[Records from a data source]
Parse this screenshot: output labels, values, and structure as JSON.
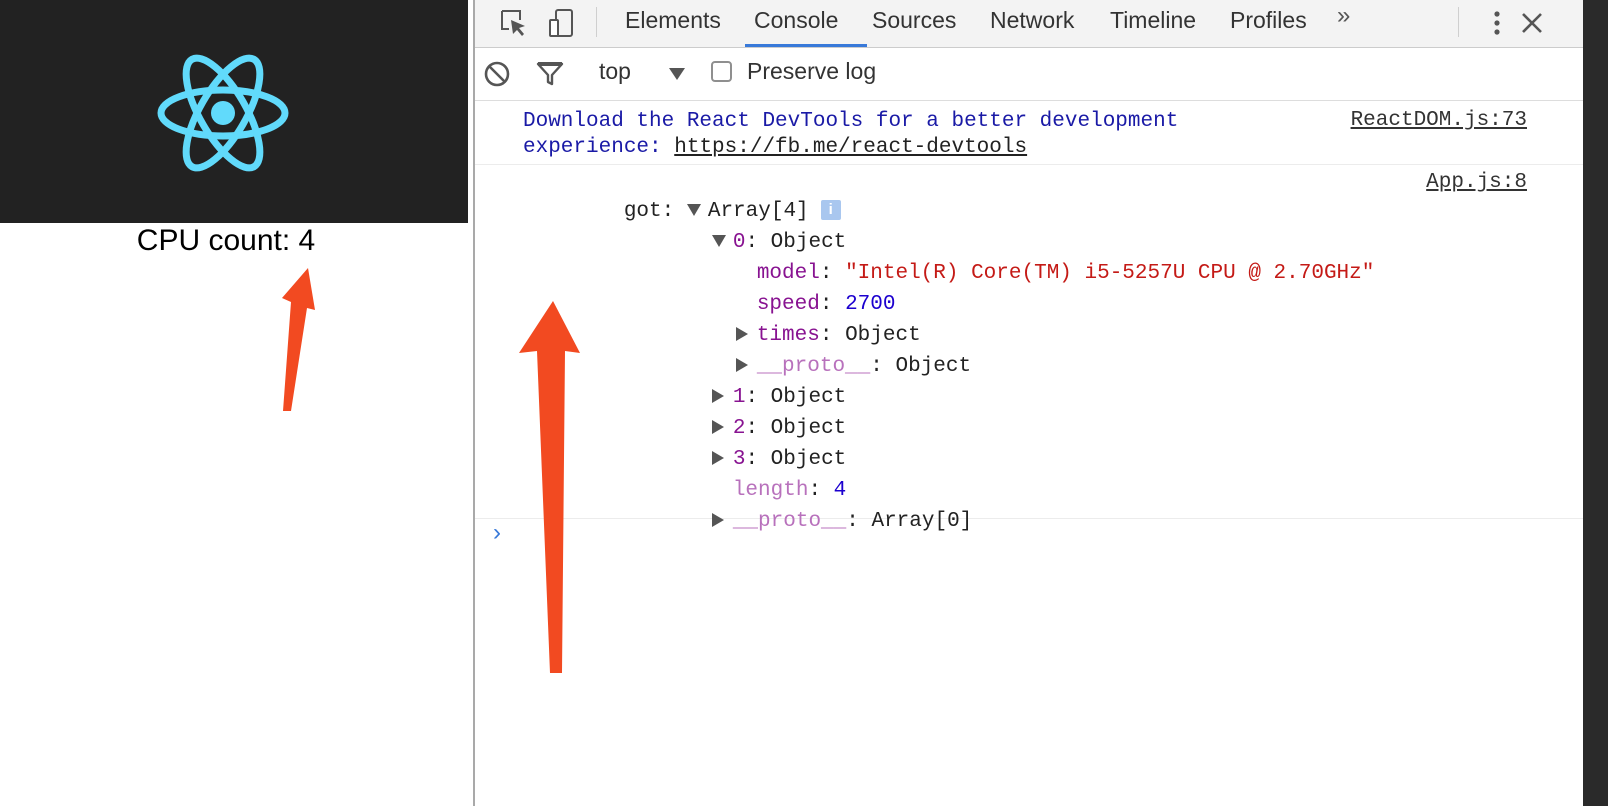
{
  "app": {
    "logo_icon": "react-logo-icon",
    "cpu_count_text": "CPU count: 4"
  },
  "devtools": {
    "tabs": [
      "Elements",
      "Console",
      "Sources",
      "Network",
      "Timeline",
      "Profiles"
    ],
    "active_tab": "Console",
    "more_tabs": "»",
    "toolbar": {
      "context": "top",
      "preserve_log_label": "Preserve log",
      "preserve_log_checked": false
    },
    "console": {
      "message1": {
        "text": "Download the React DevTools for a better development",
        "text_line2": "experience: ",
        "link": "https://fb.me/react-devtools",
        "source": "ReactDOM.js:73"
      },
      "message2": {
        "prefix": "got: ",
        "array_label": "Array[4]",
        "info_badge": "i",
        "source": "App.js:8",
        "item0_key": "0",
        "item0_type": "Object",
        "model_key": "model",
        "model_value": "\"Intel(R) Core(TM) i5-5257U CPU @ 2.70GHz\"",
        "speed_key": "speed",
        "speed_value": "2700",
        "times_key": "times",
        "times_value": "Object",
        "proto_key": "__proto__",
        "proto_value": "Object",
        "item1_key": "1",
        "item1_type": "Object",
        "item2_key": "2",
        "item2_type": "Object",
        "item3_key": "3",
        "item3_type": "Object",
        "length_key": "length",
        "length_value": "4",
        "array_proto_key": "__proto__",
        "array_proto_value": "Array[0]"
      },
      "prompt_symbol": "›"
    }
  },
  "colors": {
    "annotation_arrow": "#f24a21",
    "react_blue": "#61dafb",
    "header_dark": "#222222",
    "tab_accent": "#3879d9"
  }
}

Stated goal: Images should not appear in the copy; retype the listing above exactly.

Worked answer:
Parse this screenshot: output labels, values, and structure as JSON.
{
  "app": {
    "logo_icon": "react-logo-icon",
    "cpu_count_text": "CPU count: 4"
  },
  "devtools": {
    "tabs": [
      "Elements",
      "Console",
      "Sources",
      "Network",
      "Timeline",
      "Profiles"
    ],
    "active_tab": "Console",
    "more_tabs": "»",
    "toolbar": {
      "context": "top",
      "preserve_log_label": "Preserve log",
      "preserve_log_checked": false
    },
    "console": {
      "message1": {
        "text": "Download the React DevTools for a better development",
        "text_line2": "experience: ",
        "link": "https://fb.me/react-devtools",
        "source": "ReactDOM.js:73"
      },
      "message2": {
        "prefix": "got: ",
        "array_label": "Array[4]",
        "info_badge": "i",
        "source": "App.js:8",
        "item0_key": "0",
        "item0_type": "Object",
        "model_key": "model",
        "model_value": "\"Intel(R) Core(TM) i5-5257U CPU @ 2.70GHz\"",
        "speed_key": "speed",
        "speed_value": "2700",
        "times_key": "times",
        "times_value": "Object",
        "proto_key": "__proto__",
        "proto_value": "Object",
        "item1_key": "1",
        "item1_type": "Object",
        "item2_key": "2",
        "item2_type": "Object",
        "item3_key": "3",
        "item3_type": "Object",
        "length_key": "length",
        "length_value": "4",
        "array_proto_key": "__proto__",
        "array_proto_value": "Array[0]"
      },
      "prompt_symbol": "›"
    }
  },
  "colors": {
    "annotation_arrow": "#f24a21",
    "react_blue": "#61dafb",
    "header_dark": "#222222",
    "tab_accent": "#3879d9"
  }
}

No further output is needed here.